(A block of data)

◆ ◆ ◆ ◆ ◆

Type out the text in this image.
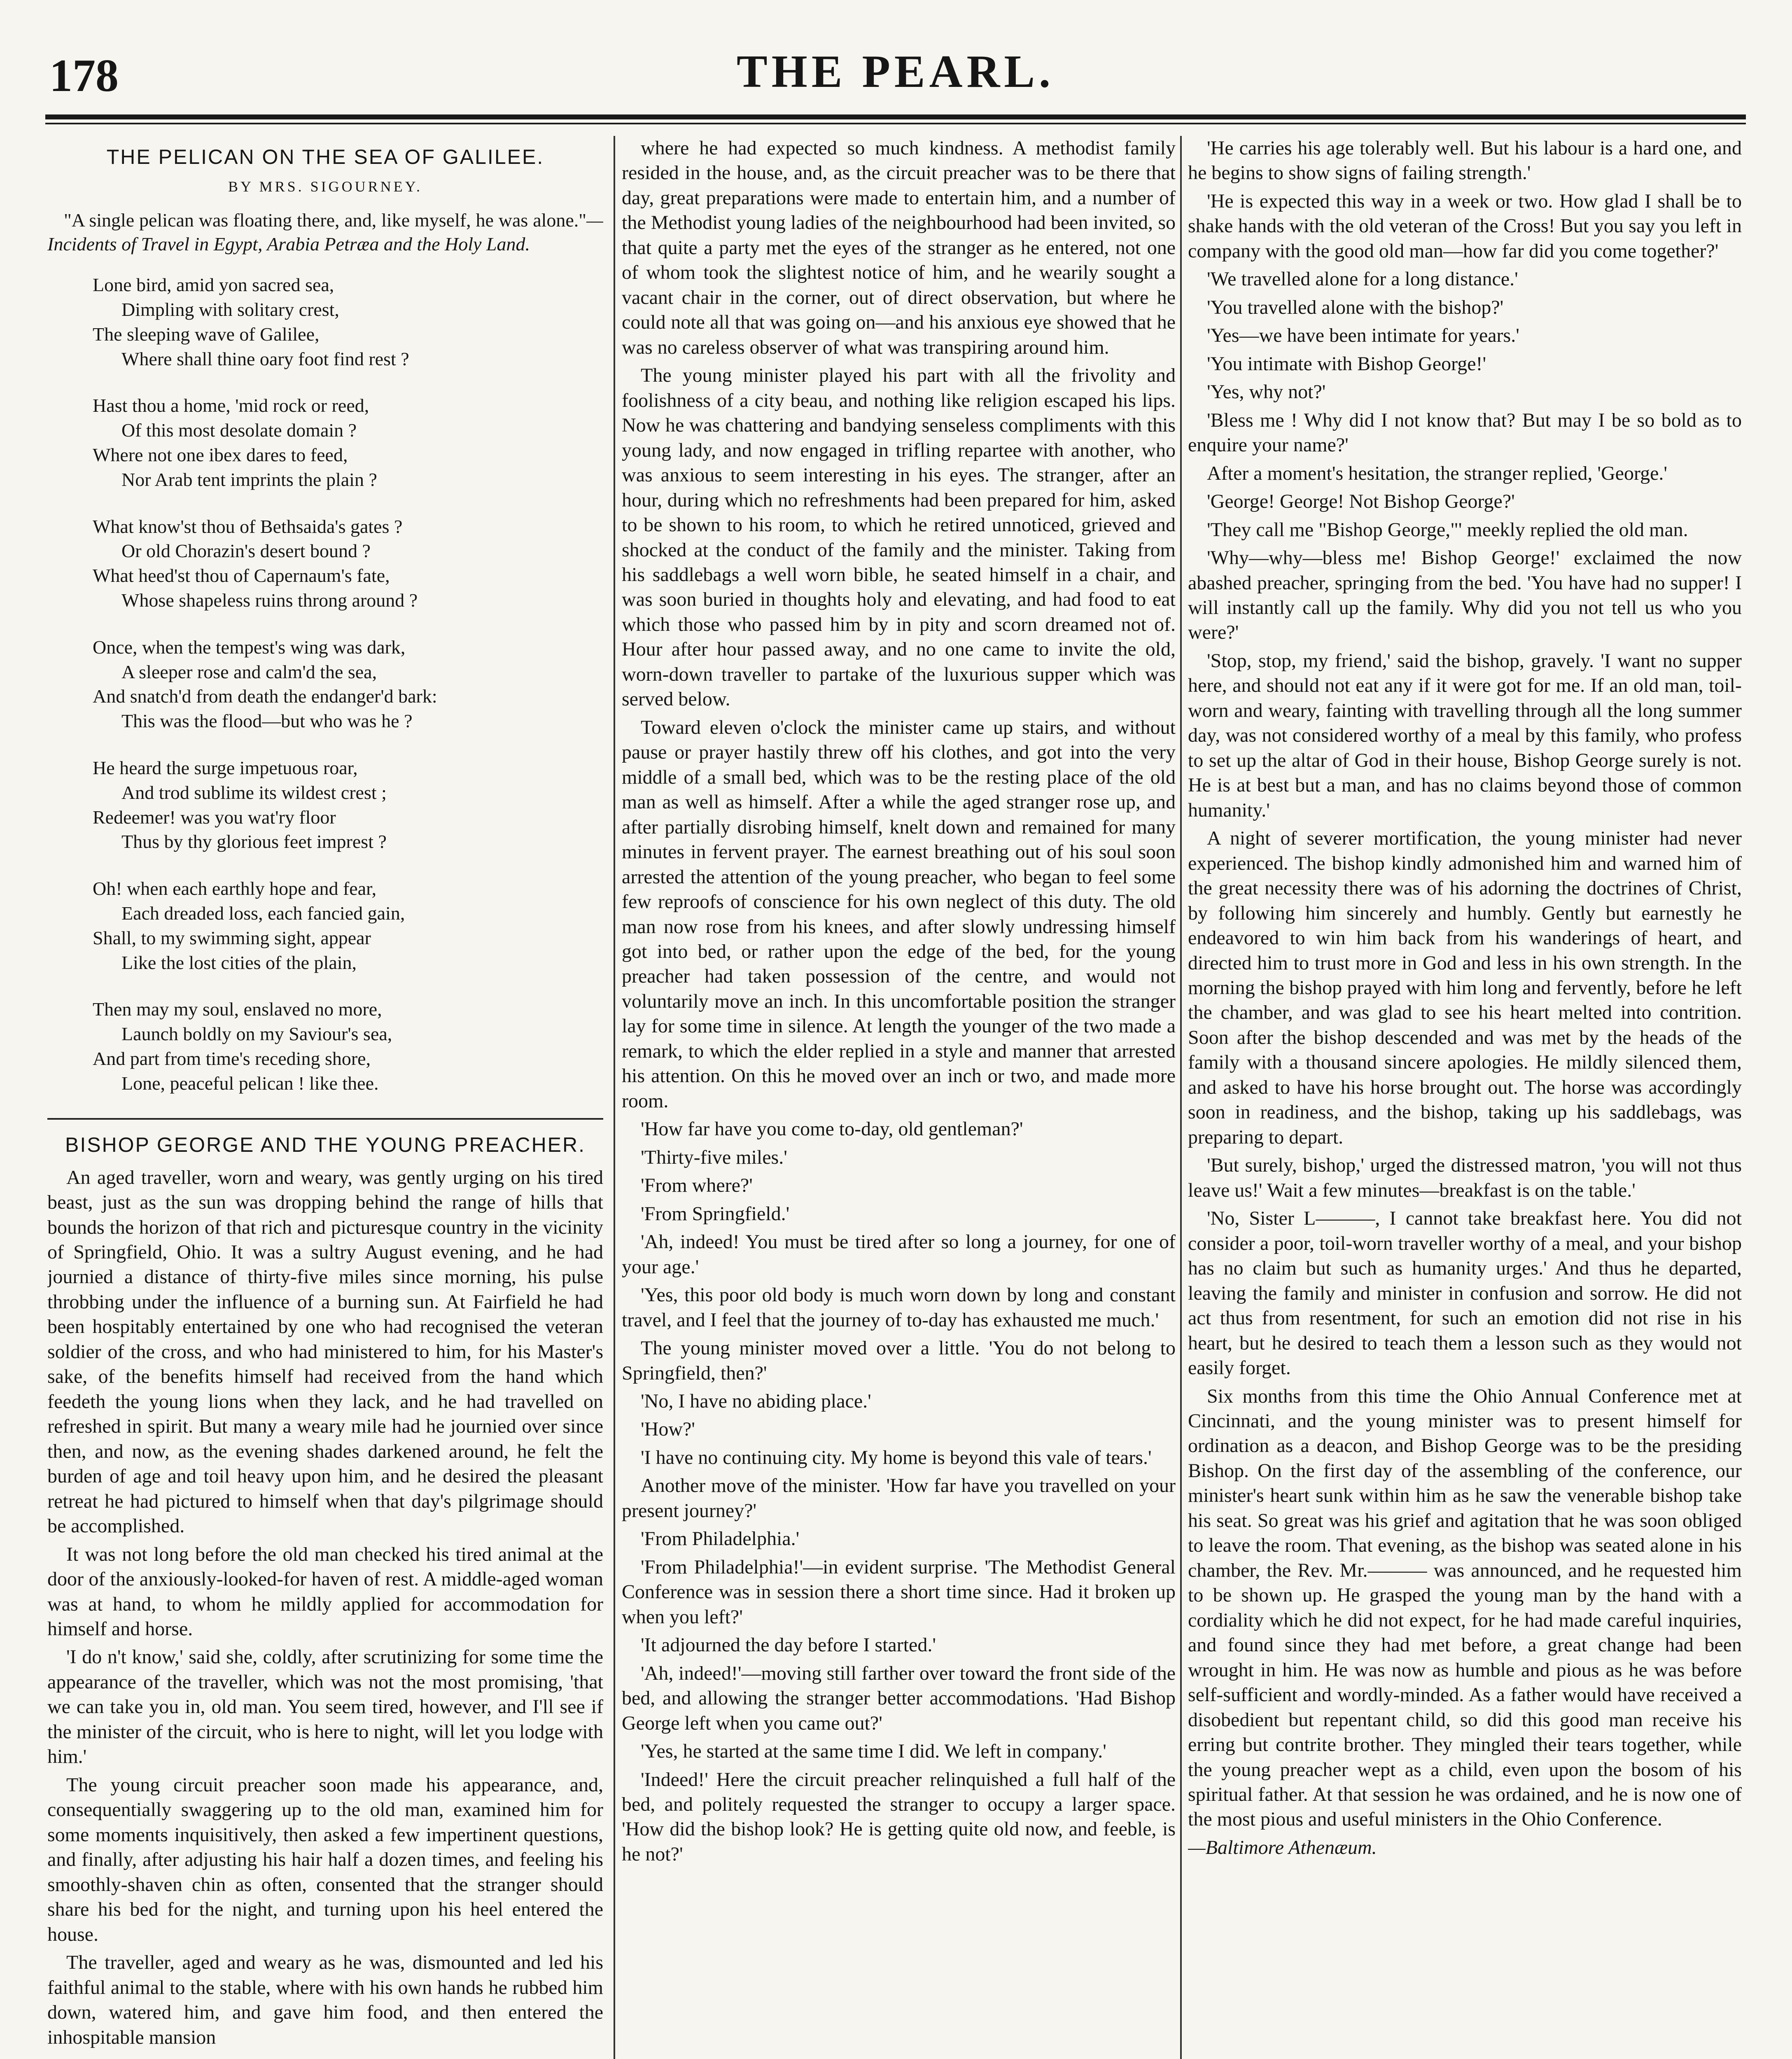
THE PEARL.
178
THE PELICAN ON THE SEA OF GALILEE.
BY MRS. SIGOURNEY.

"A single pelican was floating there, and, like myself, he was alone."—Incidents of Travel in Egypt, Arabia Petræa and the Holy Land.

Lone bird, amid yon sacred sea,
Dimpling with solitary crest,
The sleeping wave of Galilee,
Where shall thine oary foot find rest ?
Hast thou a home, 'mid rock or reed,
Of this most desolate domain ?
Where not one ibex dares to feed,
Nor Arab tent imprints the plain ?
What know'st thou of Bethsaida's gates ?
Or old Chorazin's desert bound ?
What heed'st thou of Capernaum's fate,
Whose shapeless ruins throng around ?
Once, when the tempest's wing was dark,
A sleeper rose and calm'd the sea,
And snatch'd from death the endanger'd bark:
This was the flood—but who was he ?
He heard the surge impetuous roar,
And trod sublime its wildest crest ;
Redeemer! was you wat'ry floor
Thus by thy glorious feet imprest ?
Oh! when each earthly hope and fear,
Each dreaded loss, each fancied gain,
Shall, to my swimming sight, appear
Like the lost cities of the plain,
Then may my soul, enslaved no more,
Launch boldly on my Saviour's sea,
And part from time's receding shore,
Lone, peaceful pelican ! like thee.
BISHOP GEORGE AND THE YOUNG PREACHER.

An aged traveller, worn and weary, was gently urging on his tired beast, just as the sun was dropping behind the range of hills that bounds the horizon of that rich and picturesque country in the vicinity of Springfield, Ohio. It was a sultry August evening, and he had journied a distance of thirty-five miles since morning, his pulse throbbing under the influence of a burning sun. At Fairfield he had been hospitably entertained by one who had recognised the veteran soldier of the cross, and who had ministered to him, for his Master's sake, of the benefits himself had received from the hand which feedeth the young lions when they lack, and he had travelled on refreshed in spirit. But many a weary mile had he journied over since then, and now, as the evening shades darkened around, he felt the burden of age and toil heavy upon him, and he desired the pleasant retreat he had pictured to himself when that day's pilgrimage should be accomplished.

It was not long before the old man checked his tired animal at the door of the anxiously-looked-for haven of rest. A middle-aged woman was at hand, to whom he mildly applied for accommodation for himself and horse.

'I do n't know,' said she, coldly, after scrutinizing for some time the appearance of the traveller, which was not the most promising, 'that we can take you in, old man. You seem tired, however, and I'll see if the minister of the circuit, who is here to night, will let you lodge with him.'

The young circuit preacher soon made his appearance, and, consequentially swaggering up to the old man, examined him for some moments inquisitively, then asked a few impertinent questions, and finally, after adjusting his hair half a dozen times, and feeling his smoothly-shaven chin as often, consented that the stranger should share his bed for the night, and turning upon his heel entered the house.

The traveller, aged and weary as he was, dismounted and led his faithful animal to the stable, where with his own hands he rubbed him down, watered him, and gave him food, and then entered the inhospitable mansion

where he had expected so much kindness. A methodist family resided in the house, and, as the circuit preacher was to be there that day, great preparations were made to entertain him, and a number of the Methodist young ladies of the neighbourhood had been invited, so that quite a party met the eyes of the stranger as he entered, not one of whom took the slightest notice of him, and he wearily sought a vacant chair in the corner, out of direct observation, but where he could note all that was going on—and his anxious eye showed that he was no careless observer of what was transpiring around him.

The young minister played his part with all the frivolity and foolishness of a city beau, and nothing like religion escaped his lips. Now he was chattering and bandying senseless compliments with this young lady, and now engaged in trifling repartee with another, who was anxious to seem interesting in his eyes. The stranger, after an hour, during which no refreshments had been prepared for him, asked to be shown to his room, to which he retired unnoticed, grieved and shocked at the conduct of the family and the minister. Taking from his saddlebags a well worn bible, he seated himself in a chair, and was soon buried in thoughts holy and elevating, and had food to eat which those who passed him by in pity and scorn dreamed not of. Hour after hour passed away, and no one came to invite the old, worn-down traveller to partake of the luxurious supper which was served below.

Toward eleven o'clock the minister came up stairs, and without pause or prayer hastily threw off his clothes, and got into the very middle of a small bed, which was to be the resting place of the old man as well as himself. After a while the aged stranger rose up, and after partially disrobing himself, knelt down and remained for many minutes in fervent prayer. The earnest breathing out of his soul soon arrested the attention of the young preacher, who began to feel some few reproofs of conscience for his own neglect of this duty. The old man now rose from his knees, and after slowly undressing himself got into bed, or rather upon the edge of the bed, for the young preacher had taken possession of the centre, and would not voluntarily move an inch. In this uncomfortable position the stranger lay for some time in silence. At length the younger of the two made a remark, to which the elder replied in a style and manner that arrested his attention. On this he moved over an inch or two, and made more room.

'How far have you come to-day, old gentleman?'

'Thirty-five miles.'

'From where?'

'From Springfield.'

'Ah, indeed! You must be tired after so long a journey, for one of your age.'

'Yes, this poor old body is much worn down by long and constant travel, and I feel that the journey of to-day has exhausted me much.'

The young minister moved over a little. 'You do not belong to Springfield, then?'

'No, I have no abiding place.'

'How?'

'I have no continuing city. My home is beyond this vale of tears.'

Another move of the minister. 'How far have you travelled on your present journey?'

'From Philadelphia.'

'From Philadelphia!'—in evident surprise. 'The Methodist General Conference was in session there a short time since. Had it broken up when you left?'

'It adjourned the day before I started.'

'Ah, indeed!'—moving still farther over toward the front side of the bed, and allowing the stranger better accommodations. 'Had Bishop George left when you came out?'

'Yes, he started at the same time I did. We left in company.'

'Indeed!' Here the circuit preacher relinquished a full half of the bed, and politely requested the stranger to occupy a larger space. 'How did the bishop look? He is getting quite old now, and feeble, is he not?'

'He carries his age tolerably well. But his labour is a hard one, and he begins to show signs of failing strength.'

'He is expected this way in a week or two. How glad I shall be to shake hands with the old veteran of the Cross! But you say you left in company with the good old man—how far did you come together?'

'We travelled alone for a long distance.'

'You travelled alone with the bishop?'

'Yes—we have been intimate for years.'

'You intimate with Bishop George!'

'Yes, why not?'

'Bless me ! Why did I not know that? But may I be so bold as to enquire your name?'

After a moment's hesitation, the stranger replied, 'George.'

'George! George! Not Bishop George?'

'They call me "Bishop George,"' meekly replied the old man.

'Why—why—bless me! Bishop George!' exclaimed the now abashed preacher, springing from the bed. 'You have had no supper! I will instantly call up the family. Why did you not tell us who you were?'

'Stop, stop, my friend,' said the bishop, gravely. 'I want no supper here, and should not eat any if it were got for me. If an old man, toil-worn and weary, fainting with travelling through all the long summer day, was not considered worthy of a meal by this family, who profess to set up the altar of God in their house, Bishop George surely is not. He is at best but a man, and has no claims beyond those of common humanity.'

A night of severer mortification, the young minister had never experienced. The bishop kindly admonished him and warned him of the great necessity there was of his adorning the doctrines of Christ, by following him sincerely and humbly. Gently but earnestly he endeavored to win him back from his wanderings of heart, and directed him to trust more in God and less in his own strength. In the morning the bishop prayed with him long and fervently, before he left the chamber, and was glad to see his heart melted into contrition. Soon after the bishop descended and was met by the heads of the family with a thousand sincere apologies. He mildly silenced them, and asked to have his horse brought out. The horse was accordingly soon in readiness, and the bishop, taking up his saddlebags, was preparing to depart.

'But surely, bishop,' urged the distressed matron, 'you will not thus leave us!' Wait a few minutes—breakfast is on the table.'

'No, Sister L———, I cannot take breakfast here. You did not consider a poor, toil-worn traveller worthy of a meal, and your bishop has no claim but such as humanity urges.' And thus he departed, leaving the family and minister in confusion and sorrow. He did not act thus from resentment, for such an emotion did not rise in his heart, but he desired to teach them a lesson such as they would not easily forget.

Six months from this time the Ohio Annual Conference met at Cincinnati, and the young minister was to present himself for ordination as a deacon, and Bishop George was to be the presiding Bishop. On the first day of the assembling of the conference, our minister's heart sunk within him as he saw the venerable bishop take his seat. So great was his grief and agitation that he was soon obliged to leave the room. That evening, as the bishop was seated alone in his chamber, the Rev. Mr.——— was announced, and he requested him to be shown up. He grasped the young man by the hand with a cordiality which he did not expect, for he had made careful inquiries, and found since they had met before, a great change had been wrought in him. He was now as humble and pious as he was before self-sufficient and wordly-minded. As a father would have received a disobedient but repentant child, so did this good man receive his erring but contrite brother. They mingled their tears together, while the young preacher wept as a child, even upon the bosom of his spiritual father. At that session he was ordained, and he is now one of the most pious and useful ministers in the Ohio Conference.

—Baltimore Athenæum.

◆ ◆ ◆ ◆ ◆

Task description: From the entries, report each line that includes the word "will".

Full solution:
'I do n't know,' said she, coldly, after scrutinizing for some time the appearance of the traveller, which was not the most promising, 'that we can take you in, old man. You seem tired, however, and I'll see if the minister of the circuit, who is here to night, will let you lodge with him.'
'Why—why—bless me! Bishop George!' exclaimed the now abashed preacher, springing from the bed. 'You have had no supper! I will instantly call up the family. Why did you not tell us who you were?'
'But surely, bishop,' urged the distressed matron, 'you will not thus leave us!' Wait a few minutes—breakfast is on the table.'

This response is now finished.